◆ Material provided:
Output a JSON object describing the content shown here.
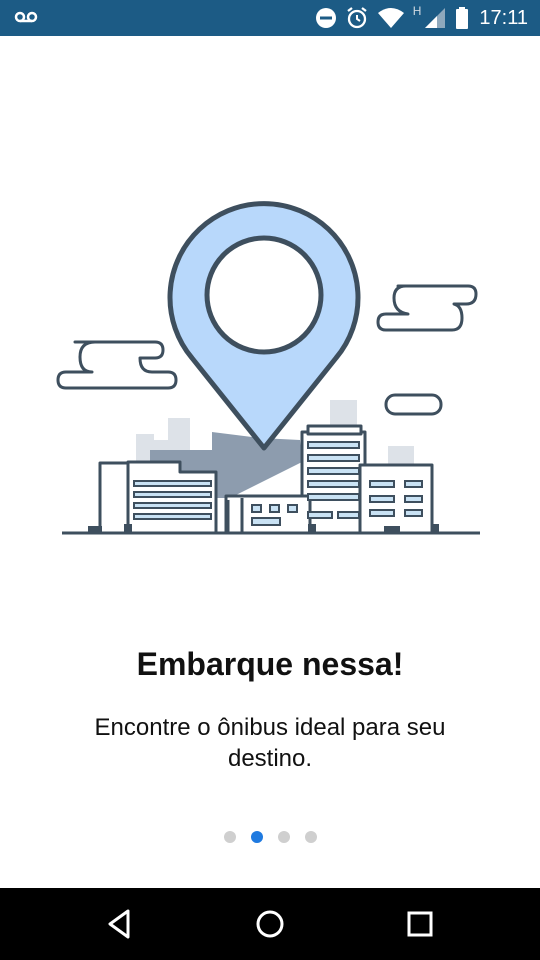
{
  "status_bar": {
    "time": "17:11",
    "network_label": "H",
    "icons": [
      "voicemail-icon",
      "do-not-disturb-icon",
      "alarm-icon",
      "wifi-icon",
      "cellular-signal-icon",
      "battery-icon"
    ]
  },
  "onboarding": {
    "title": "Embarque nessa!",
    "subtitle": "Encontre o ônibus ideal para seu destino.",
    "page_count": 4,
    "current_page": 2,
    "illustration": "map-pin-city-illustration"
  },
  "colors": {
    "status_bar": "#1c5b85",
    "pin_fill": "#b8d8fb",
    "outline": "#3e4f5e",
    "dot_active": "#1f7ae0",
    "dot_inactive": "#cfcfcf"
  },
  "nav_bar": {
    "icons": [
      "back-icon",
      "home-icon",
      "recents-icon"
    ]
  }
}
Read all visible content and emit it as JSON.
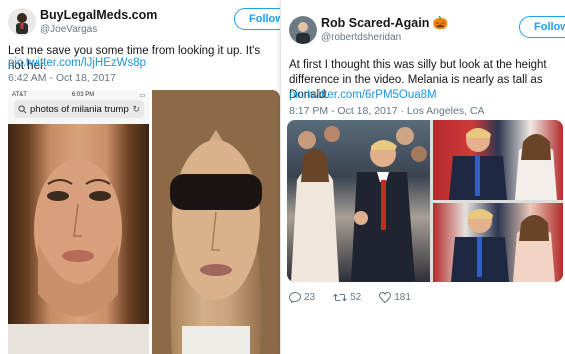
{
  "left_tweet": {
    "name": "BuyLegalMeds.com",
    "handle": "@JoeVargas",
    "follow_label": "Follow",
    "text": "Let me save you some time from looking it up. It's not her.",
    "link": "pic.twitter.com/lJjHEzWs8p",
    "timestamp": "6:42 AM - Oct 18, 2017",
    "screenshot": {
      "carrier": "AT&T",
      "clock": "6:03 PM",
      "search_query": "photos of milania trump"
    }
  },
  "right_tweet": {
    "name": "Rob Scared-Again",
    "name_emoji": "🎃",
    "handle": "@robertdsheridan",
    "follow_label": "Follow",
    "text": "At first I thought this was silly but look at the height difference in the video. Melania is nearly as tall as Donald.",
    "link": "pic.twitter.com/6rPM5Oua8M",
    "timestamp": "8:17 PM - Oct 18, 2017 · Los Angeles, CA",
    "replies": "23",
    "retweets": "52",
    "likes": "181"
  },
  "colors": {
    "link": "#1b95e0",
    "accent": "#1da1f2",
    "muted": "#657786"
  }
}
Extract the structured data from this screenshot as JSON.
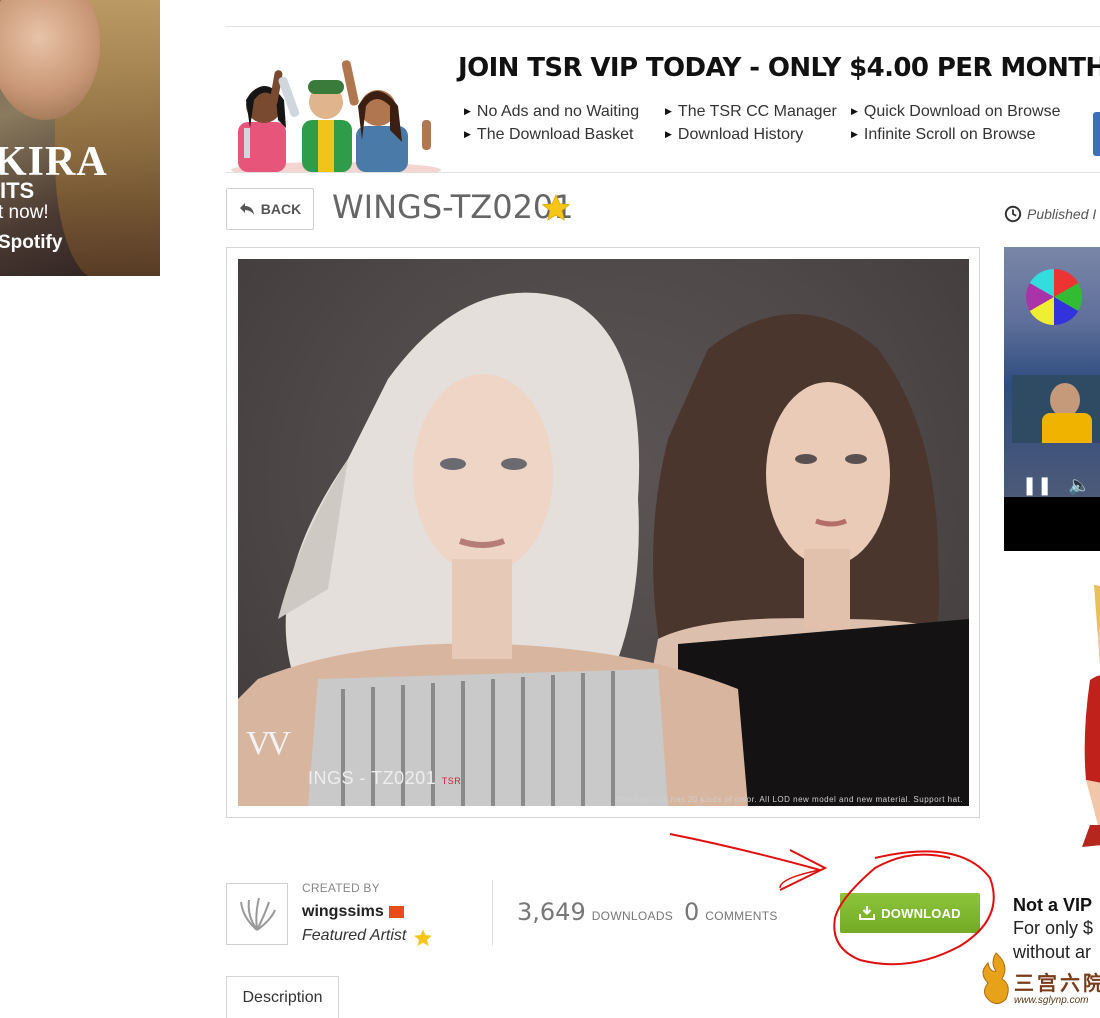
{
  "left_ad": {
    "line1": "KIRA",
    "line2": "ITS",
    "line3": "t now!",
    "line4": "Spotify"
  },
  "vip": {
    "title": "JOIN TSR VIP TODAY - ONLY $4.00 PER MONTH!",
    "features": [
      "No Ads and no Waiting",
      "The Download Basket",
      "The TSR CC Manager",
      "Download History",
      "Quick Download on Browse",
      "Infinite Scroll on Browse"
    ]
  },
  "item": {
    "back_label": "BACK",
    "title": "WINGS-TZ0201",
    "published": "Published I",
    "watermark_line": "INGS - TZ0201",
    "watermark_tag": "TSR",
    "caption": "The hairstyle has 20 kinds of color. All LOD new model and new material. Support hat."
  },
  "creator": {
    "created_by_label": "CREATED BY",
    "name": "wingssims",
    "badge": "Featured Artist"
  },
  "stats": {
    "downloads_value": "3,649",
    "downloads_label": "DOWNLOADS",
    "comments_value": "0",
    "comments_label": "COMMENTS"
  },
  "download": {
    "label": "DOWNLOAD"
  },
  "vip_promo": {
    "title": "Not a VIP",
    "line1": "For only $",
    "line2": "without ar"
  },
  "tabs": {
    "description": "Description"
  },
  "site_watermark": {
    "cn": "三宫六院",
    "url": "www.sglynp.com"
  },
  "colors": {
    "download_green": "#7cb32f",
    "star_gold": "#f5c518",
    "annotation_red": "#e01010",
    "vip_blue": "#3d6fb7"
  },
  "icons": [
    "back-arrow-icon",
    "star-icon",
    "clock-icon",
    "download-icon",
    "play-pause-icon",
    "mute-icon",
    "flag-icon"
  ]
}
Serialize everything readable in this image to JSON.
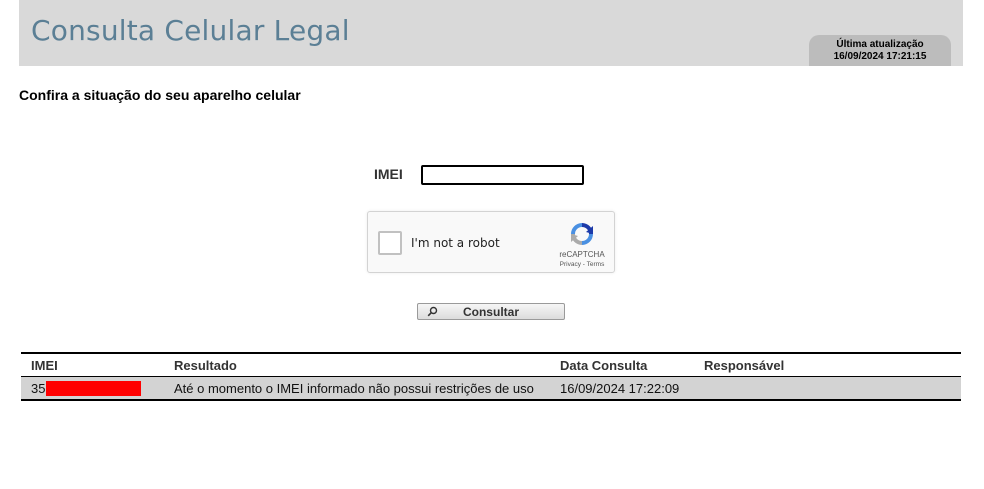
{
  "header": {
    "site_title": "Consulta Celular Legal",
    "update_label": "Última atualização",
    "update_datetime": "16/09/2024 17:21:15",
    "background_color": "#d9d9d9",
    "title_color": "#5b7f95"
  },
  "page": {
    "heading": "Confira a situação do seu aparelho celular"
  },
  "form": {
    "imei_label": "IMEI",
    "imei_value": "",
    "captcha": {
      "checkbox_label": "I'm not a robot",
      "brand": "reCAPTCHA",
      "privacy_link": "Privacy",
      "separator": "-",
      "terms_link": "Terms",
      "icon": "recaptcha-logo"
    },
    "submit_label": "Consultar",
    "submit_icon": "search-icon"
  },
  "results": {
    "columns": [
      "IMEI",
      "Resultado",
      "Data Consulta",
      "Responsável"
    ],
    "rows": [
      {
        "imei_prefix": "35",
        "imei_redacted": true,
        "resultado": "Até o momento o IMEI informado não possui restrições de uso",
        "data_consulta": "16/09/2024 17:22:09",
        "responsavel": ""
      }
    ],
    "row_color": "#d3d3d3",
    "redaction_color": "#ff0000"
  }
}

◆ Task to complete:
Using the records above, copy every line that has the word "JSON" in it.

◆ Task answer:
Output a JSON object describing the content shown here.
Read all visible content and emit it as JSON.
Extract the structured data from this screenshot as JSON.
Serialize everything readable in this image to JSON.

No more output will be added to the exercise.